#### [The problem]
State the number of lines in these records holding "چیست". Say nothing more.

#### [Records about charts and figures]

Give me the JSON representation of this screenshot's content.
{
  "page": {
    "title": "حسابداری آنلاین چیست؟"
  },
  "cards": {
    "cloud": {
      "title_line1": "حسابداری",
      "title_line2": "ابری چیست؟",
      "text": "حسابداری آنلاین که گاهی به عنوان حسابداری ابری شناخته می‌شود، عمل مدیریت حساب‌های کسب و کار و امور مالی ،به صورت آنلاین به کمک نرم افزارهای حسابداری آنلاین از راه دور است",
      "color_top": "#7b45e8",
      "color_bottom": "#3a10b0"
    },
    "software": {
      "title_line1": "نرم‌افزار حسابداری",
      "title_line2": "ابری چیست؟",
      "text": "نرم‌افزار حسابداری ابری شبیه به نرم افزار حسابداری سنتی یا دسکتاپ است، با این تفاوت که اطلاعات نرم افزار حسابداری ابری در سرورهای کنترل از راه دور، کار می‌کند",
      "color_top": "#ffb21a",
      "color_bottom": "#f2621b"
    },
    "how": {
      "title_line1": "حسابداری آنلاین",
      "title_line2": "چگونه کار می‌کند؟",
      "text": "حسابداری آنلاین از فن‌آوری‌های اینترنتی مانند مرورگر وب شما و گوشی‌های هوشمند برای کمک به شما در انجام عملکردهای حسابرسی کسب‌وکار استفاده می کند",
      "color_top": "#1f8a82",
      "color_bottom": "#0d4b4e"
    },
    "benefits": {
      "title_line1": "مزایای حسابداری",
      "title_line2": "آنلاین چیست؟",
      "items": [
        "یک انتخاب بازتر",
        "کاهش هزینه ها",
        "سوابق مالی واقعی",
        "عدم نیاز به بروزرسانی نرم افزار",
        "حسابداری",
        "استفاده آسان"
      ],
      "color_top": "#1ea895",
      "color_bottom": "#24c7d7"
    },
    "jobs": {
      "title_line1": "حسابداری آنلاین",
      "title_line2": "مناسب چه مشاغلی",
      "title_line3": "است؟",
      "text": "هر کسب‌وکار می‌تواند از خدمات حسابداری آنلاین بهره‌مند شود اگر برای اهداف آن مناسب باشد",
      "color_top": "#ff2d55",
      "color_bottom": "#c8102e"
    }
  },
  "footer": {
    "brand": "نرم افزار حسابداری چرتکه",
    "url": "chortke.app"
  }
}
---
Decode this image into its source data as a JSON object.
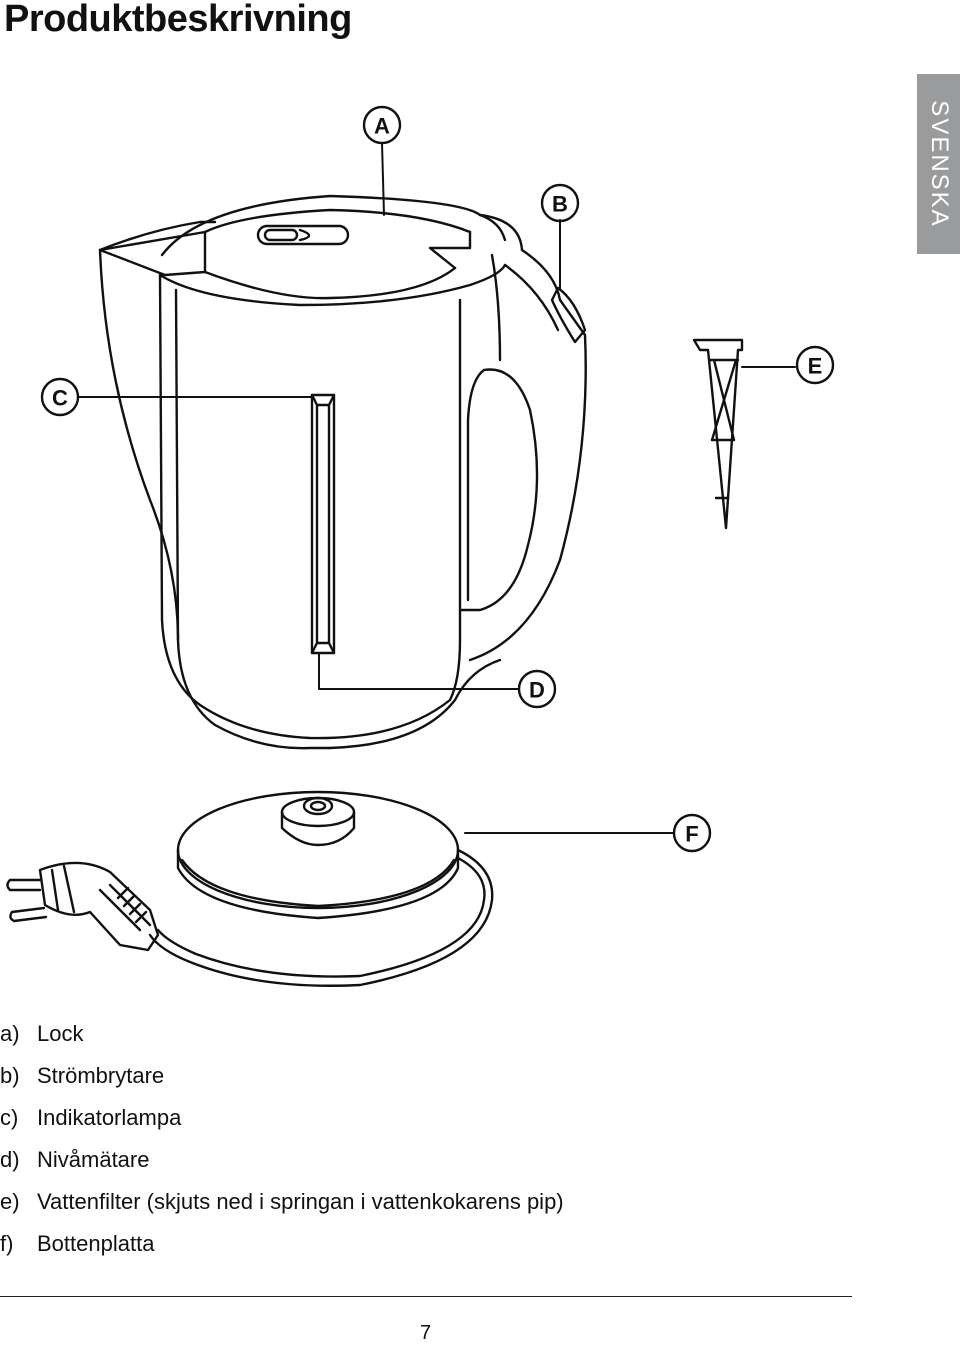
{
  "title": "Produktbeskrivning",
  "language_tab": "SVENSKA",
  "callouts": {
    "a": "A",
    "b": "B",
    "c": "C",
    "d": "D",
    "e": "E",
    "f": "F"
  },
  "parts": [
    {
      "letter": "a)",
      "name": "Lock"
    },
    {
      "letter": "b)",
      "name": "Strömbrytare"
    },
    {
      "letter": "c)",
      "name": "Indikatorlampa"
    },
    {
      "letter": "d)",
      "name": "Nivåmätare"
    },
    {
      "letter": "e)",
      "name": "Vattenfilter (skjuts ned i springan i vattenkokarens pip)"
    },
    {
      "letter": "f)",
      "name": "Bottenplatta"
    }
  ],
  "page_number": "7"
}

#### [Written answer]
4